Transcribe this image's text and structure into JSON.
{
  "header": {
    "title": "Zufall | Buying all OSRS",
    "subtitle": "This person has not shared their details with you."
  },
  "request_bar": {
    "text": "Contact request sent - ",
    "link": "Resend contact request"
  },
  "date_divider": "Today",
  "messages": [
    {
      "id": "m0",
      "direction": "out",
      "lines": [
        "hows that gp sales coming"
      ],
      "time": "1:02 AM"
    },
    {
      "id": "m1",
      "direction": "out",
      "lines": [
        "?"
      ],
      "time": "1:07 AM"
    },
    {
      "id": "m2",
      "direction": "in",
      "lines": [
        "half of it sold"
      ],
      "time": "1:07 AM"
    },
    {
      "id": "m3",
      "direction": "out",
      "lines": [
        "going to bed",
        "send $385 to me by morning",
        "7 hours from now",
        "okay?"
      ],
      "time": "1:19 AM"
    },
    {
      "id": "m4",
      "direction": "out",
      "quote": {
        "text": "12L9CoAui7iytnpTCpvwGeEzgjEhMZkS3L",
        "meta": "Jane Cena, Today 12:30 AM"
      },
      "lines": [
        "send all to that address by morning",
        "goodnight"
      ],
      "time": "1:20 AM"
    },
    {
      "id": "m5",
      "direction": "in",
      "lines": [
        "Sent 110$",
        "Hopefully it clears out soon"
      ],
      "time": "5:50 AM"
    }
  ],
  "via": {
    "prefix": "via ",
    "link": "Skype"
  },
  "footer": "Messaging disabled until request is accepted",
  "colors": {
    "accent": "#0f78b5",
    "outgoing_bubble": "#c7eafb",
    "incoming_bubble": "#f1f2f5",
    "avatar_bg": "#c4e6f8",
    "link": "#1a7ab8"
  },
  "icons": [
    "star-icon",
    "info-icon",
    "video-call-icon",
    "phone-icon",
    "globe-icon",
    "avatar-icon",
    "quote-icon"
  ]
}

■ AIM:
Your task is to reproduce all of the records exactly.

■ EXERCISE RESULT:
Transcribe this image's text and structure into JSON.
{
  "header": {
    "title": "Zufall | Buying all OSRS",
    "subtitle": "This person has not shared their details with you."
  },
  "request_bar": {
    "text": "Contact request sent - ",
    "link": "Resend contact request"
  },
  "date_divider": "Today",
  "messages": [
    {
      "id": "m0",
      "direction": "out",
      "lines": [
        "hows that gp sales coming"
      ],
      "time": "1:02 AM"
    },
    {
      "id": "m1",
      "direction": "out",
      "lines": [
        "?"
      ],
      "time": "1:07 AM"
    },
    {
      "id": "m2",
      "direction": "in",
      "lines": [
        "half of it sold"
      ],
      "time": "1:07 AM"
    },
    {
      "id": "m3",
      "direction": "out",
      "lines": [
        "going to bed",
        "send $385 to me by morning",
        "7 hours from now",
        "okay?"
      ],
      "time": "1:19 AM"
    },
    {
      "id": "m4",
      "direction": "out",
      "quote": {
        "text": "12L9CoAui7iytnpTCpvwGeEzgjEhMZkS3L",
        "meta": "Jane Cena, Today 12:30 AM"
      },
      "lines": [
        "send all to that address by morning",
        "goodnight"
      ],
      "time": "1:20 AM"
    },
    {
      "id": "m5",
      "direction": "in",
      "lines": [
        "Sent 110$",
        "Hopefully it clears out soon"
      ],
      "time": "5:50 AM"
    }
  ],
  "via": {
    "prefix": "via ",
    "link": "Skype"
  },
  "footer": "Messaging disabled until request is accepted",
  "colors": {
    "accent": "#0f78b5",
    "outgoing_bubble": "#c7eafb",
    "incoming_bubble": "#f1f2f5",
    "avatar_bg": "#c4e6f8",
    "link": "#1a7ab8"
  },
  "icons": [
    "star-icon",
    "info-icon",
    "video-call-icon",
    "phone-icon",
    "globe-icon",
    "avatar-icon",
    "quote-icon"
  ]
}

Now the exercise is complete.